Find all the lines with "color" and gather them.

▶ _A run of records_
######
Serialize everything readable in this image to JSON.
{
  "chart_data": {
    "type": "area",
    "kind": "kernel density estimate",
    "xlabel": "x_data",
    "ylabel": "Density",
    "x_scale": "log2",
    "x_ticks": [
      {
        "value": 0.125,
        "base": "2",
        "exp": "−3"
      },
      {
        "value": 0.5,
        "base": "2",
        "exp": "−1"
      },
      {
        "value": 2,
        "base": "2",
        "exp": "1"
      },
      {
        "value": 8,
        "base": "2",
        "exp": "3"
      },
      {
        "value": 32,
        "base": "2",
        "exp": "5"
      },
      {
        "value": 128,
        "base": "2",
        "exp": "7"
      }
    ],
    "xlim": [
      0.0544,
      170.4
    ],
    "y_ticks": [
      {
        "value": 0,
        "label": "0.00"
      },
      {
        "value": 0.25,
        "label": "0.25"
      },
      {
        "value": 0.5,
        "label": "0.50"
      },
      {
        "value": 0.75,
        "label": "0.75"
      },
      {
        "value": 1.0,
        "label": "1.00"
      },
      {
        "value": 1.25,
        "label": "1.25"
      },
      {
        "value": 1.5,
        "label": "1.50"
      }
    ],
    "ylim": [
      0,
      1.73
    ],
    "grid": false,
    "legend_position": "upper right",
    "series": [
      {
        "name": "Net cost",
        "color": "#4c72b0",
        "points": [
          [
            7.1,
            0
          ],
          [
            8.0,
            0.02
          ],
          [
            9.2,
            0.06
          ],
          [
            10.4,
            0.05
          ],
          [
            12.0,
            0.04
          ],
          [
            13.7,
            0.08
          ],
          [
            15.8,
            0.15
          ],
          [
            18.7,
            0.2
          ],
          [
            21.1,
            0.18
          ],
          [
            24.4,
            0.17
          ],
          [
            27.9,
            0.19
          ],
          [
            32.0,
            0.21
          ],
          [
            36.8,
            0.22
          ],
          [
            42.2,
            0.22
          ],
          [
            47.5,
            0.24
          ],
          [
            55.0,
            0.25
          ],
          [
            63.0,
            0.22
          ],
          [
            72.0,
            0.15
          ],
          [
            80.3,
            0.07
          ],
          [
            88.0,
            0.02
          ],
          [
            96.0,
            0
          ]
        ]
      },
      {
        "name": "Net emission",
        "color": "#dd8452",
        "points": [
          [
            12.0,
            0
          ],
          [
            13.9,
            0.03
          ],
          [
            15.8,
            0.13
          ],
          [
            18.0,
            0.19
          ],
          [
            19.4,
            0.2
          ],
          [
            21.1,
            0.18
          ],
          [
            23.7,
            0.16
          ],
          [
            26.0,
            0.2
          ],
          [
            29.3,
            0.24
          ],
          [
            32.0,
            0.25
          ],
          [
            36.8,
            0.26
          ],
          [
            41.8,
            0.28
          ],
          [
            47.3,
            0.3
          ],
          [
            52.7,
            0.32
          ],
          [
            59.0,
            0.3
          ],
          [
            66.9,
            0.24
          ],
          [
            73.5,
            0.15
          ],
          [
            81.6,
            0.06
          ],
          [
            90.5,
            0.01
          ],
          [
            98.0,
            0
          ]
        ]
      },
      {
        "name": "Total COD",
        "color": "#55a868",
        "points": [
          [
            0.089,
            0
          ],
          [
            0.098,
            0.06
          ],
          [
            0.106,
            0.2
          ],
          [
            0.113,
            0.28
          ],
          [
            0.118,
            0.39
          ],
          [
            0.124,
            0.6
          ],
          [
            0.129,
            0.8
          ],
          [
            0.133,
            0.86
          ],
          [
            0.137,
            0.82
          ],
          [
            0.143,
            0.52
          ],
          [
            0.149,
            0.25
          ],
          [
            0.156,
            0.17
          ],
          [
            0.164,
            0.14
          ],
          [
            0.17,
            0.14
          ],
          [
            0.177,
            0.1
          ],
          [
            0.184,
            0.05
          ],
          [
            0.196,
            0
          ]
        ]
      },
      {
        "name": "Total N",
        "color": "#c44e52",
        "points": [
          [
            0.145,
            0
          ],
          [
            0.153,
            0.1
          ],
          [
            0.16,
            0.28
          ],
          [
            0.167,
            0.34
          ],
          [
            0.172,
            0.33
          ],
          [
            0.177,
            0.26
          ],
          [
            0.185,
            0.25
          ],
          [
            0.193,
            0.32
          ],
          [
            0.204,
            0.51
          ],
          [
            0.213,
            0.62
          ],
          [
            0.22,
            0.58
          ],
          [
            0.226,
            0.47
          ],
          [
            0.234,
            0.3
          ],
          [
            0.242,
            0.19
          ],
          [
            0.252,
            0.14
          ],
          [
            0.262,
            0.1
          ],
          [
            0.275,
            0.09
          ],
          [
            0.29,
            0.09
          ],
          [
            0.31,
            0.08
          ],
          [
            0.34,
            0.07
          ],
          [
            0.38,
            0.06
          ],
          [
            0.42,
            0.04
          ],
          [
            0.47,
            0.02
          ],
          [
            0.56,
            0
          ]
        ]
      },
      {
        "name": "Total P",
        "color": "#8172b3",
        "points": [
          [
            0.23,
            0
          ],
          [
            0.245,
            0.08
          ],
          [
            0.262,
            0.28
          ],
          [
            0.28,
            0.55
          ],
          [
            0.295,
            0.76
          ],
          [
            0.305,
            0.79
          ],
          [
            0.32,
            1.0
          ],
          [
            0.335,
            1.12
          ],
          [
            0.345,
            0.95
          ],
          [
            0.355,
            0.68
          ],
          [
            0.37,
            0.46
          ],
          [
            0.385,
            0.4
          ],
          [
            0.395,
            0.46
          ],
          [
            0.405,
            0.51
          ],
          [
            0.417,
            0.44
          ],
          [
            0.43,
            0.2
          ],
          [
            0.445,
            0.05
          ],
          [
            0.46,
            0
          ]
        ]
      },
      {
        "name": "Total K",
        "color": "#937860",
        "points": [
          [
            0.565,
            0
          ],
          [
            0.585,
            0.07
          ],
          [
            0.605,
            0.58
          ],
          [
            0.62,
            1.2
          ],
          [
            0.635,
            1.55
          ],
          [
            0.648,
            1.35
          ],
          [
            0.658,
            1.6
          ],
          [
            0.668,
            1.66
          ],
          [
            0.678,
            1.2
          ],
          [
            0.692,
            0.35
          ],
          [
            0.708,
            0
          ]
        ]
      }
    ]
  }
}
######
▶ _Complete output_
        "color": "#4c72b0",
        "color": "#dd8452",
        "color": "#55a868",
        "color": "#c44e52",
        "color": "#8172b3",
        "color": "#937860",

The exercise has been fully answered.